## Work to do
Return the material below in full and exactly.

## Data for processing
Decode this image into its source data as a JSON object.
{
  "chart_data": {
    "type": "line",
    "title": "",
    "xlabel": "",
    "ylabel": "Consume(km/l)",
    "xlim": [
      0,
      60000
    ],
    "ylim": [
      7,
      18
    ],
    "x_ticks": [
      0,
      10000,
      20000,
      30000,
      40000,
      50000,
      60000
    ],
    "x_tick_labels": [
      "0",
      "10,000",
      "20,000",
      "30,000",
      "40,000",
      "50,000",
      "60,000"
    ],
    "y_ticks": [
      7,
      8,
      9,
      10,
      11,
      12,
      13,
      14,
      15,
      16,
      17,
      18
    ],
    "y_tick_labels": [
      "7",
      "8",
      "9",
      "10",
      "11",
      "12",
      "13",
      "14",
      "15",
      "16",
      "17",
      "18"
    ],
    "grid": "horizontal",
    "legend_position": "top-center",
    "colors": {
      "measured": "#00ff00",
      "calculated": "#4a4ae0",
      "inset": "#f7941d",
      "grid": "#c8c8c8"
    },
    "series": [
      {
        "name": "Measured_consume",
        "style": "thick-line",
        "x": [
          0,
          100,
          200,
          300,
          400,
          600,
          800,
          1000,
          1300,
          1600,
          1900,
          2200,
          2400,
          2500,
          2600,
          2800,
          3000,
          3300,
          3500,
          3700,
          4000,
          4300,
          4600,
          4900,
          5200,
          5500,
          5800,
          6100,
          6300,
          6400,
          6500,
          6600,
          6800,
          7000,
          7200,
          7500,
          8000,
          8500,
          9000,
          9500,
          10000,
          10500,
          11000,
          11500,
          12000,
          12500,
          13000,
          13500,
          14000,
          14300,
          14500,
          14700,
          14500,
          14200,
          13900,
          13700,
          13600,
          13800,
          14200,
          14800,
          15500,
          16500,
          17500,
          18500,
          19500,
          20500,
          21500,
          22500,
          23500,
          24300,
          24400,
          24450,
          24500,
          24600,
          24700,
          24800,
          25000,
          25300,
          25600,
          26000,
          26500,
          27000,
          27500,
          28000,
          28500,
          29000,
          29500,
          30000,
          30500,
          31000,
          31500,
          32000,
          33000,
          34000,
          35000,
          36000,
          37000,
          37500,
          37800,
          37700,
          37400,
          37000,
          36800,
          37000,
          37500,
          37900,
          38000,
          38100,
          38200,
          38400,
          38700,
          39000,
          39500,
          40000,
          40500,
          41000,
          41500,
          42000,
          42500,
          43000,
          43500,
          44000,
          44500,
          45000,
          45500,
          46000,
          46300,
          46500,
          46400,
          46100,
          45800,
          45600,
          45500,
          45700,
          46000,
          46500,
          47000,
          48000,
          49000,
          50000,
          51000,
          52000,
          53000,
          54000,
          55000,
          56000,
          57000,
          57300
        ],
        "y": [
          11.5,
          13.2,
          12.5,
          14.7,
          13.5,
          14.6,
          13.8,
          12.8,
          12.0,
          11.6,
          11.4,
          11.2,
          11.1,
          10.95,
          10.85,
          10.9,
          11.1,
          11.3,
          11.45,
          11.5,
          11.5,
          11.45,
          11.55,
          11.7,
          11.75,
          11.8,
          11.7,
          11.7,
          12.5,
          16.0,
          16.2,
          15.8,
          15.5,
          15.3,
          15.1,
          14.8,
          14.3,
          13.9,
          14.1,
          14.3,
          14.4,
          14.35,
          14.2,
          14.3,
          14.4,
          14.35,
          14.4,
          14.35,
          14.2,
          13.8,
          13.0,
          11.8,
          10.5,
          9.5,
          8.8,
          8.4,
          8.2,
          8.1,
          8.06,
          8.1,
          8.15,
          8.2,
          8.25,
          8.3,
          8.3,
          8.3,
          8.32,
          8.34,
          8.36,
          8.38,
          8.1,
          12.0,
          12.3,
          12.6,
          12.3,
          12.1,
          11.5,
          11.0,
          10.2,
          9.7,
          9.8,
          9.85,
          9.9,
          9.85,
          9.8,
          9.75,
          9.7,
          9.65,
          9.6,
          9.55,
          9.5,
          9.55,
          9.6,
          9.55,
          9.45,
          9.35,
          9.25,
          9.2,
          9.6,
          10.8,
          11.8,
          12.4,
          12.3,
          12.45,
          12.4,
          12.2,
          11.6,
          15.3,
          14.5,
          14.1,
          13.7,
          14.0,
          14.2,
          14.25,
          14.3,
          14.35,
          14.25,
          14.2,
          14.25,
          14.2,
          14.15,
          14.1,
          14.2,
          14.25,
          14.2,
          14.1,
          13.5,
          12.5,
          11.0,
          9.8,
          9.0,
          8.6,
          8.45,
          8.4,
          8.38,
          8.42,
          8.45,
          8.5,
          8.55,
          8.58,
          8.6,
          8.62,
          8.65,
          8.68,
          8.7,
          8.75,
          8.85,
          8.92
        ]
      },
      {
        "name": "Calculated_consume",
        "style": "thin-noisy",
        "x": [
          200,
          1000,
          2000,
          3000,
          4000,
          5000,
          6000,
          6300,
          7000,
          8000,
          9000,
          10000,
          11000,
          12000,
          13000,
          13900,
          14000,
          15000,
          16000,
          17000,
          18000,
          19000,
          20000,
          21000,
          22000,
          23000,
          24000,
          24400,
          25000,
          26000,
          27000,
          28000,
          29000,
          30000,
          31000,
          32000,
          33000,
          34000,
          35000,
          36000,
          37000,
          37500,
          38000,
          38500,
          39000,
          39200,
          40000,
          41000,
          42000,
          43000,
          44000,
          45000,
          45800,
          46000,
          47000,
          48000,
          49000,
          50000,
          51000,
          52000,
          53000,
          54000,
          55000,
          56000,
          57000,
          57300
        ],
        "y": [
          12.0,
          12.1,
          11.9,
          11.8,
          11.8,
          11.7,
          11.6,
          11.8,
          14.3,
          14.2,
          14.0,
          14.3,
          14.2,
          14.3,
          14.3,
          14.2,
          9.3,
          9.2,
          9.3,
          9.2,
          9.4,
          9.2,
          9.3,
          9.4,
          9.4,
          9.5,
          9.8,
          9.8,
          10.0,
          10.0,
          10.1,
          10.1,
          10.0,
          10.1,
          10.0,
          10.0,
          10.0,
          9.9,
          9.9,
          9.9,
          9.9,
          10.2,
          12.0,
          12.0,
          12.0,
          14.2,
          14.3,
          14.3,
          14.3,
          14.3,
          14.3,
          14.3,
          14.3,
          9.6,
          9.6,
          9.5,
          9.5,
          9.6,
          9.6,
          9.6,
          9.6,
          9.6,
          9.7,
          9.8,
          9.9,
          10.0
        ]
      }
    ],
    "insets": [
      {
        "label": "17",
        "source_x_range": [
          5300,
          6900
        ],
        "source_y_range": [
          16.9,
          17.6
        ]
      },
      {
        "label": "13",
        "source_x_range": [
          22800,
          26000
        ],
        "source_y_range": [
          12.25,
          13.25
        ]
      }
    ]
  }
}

## Task answer
Decode this image into its source data as a JSON object.
{
  "chart_data": {
    "type": "line",
    "title": "",
    "xlabel": "",
    "ylabel": "Consume(km/l)",
    "xlim": [
      0,
      60000
    ],
    "ylim": [
      7,
      18
    ],
    "x_ticks": [
      0,
      10000,
      20000,
      30000,
      40000,
      50000,
      60000
    ],
    "x_tick_labels": [
      "0",
      "10,000",
      "20,000",
      "30,000",
      "40,000",
      "50,000",
      "60,000"
    ],
    "y_ticks": [
      7,
      8,
      9,
      10,
      11,
      12,
      13,
      14,
      15,
      16,
      17,
      18
    ],
    "y_tick_labels": [
      "7",
      "8",
      "9",
      "10",
      "11",
      "12",
      "13",
      "14",
      "15",
      "16",
      "17",
      "18"
    ],
    "grid": "horizontal",
    "legend_position": "top-center",
    "colors": {
      "measured": "#00ff00",
      "calculated": "#4a4ae0",
      "inset": "#f7941d",
      "grid": "#c8c8c8"
    },
    "series": [
      {
        "name": "Measured_consume",
        "style": "thick-line",
        "x": [
          0,
          100,
          200,
          300,
          400,
          600,
          800,
          1000,
          1300,
          1600,
          1900,
          2200,
          2400,
          2500,
          2600,
          2800,
          3000,
          3300,
          3500,
          3700,
          4000,
          4300,
          4600,
          4900,
          5200,
          5500,
          5800,
          6100,
          6300,
          6400,
          6500,
          6600,
          6800,
          7000,
          7200,
          7500,
          8000,
          8500,
          9000,
          9500,
          10000,
          10500,
          11000,
          11500,
          12000,
          12500,
          13000,
          13500,
          14000,
          14300,
          14500,
          14700,
          14500,
          14200,
          13900,
          13700,
          13600,
          13800,
          14200,
          14800,
          15500,
          16500,
          17500,
          18500,
          19500,
          20500,
          21500,
          22500,
          23500,
          24300,
          24400,
          24450,
          24500,
          24600,
          24700,
          24800,
          25000,
          25300,
          25600,
          26000,
          26500,
          27000,
          27500,
          28000,
          28500,
          29000,
          29500,
          30000,
          30500,
          31000,
          31500,
          32000,
          33000,
          34000,
          35000,
          36000,
          37000,
          37500,
          37800,
          37700,
          37400,
          37000,
          36800,
          37000,
          37500,
          37900,
          38000,
          38100,
          38200,
          38400,
          38700,
          39000,
          39500,
          40000,
          40500,
          41000,
          41500,
          42000,
          42500,
          43000,
          43500,
          44000,
          44500,
          45000,
          45500,
          46000,
          46300,
          46500,
          46400,
          46100,
          45800,
          45600,
          45500,
          45700,
          46000,
          46500,
          47000,
          48000,
          49000,
          50000,
          51000,
          52000,
          53000,
          54000,
          55000,
          56000,
          57000,
          57300
        ],
        "y": [
          11.5,
          13.2,
          12.5,
          14.7,
          13.5,
          14.6,
          13.8,
          12.8,
          12.0,
          11.6,
          11.4,
          11.2,
          11.1,
          10.95,
          10.85,
          10.9,
          11.1,
          11.3,
          11.45,
          11.5,
          11.5,
          11.45,
          11.55,
          11.7,
          11.75,
          11.8,
          11.7,
          11.7,
          12.5,
          16.0,
          16.2,
          15.8,
          15.5,
          15.3,
          15.1,
          14.8,
          14.3,
          13.9,
          14.1,
          14.3,
          14.4,
          14.35,
          14.2,
          14.3,
          14.4,
          14.35,
          14.4,
          14.35,
          14.2,
          13.8,
          13.0,
          11.8,
          10.5,
          9.5,
          8.8,
          8.4,
          8.2,
          8.1,
          8.06,
          8.1,
          8.15,
          8.2,
          8.25,
          8.3,
          8.3,
          8.3,
          8.32,
          8.34,
          8.36,
          8.38,
          8.1,
          12.0,
          12.3,
          12.6,
          12.3,
          12.1,
          11.5,
          11.0,
          10.2,
          9.7,
          9.8,
          9.85,
          9.9,
          9.85,
          9.8,
          9.75,
          9.7,
          9.65,
          9.6,
          9.55,
          9.5,
          9.55,
          9.6,
          9.55,
          9.45,
          9.35,
          9.25,
          9.2,
          9.6,
          10.8,
          11.8,
          12.4,
          12.3,
          12.45,
          12.4,
          12.2,
          11.6,
          15.3,
          14.5,
          14.1,
          13.7,
          14.0,
          14.2,
          14.25,
          14.3,
          14.35,
          14.25,
          14.2,
          14.25,
          14.2,
          14.15,
          14.1,
          14.2,
          14.25,
          14.2,
          14.1,
          13.5,
          12.5,
          11.0,
          9.8,
          9.0,
          8.6,
          8.45,
          8.4,
          8.38,
          8.42,
          8.45,
          8.5,
          8.55,
          8.58,
          8.6,
          8.62,
          8.65,
          8.68,
          8.7,
          8.75,
          8.85,
          8.92
        ]
      },
      {
        "name": "Calculated_consume",
        "style": "thin-noisy",
        "x": [
          200,
          1000,
          2000,
          3000,
          4000,
          5000,
          6000,
          6300,
          7000,
          8000,
          9000,
          10000,
          11000,
          12000,
          13000,
          13900,
          14000,
          15000,
          16000,
          17000,
          18000,
          19000,
          20000,
          21000,
          22000,
          23000,
          24000,
          24400,
          25000,
          26000,
          27000,
          28000,
          29000,
          30000,
          31000,
          32000,
          33000,
          34000,
          35000,
          36000,
          37000,
          37500,
          38000,
          38500,
          39000,
          39200,
          40000,
          41000,
          42000,
          43000,
          44000,
          45000,
          45800,
          46000,
          47000,
          48000,
          49000,
          50000,
          51000,
          52000,
          53000,
          54000,
          55000,
          56000,
          57000,
          57300
        ],
        "y": [
          12.0,
          12.1,
          11.9,
          11.8,
          11.8,
          11.7,
          11.6,
          11.8,
          14.3,
          14.2,
          14.0,
          14.3,
          14.2,
          14.3,
          14.3,
          14.2,
          9.3,
          9.2,
          9.3,
          9.2,
          9.4,
          9.2,
          9.3,
          9.4,
          9.4,
          9.5,
          9.8,
          9.8,
          10.0,
          10.0,
          10.1,
          10.1,
          10.0,
          10.1,
          10.0,
          10.0,
          10.0,
          9.9,
          9.9,
          9.9,
          9.9,
          10.2,
          12.0,
          12.0,
          12.0,
          14.2,
          14.3,
          14.3,
          14.3,
          14.3,
          14.3,
          14.3,
          14.3,
          9.6,
          9.6,
          9.5,
          9.5,
          9.6,
          9.6,
          9.6,
          9.6,
          9.6,
          9.7,
          9.8,
          9.9,
          10.0
        ]
      }
    ],
    "insets": [
      {
        "label": "17",
        "source_x_range": [
          5300,
          6900
        ],
        "source_y_range": [
          16.9,
          17.6
        ]
      },
      {
        "label": "13",
        "source_x_range": [
          22800,
          26000
        ],
        "source_y_range": [
          12.25,
          13.25
        ]
      }
    ]
  }
}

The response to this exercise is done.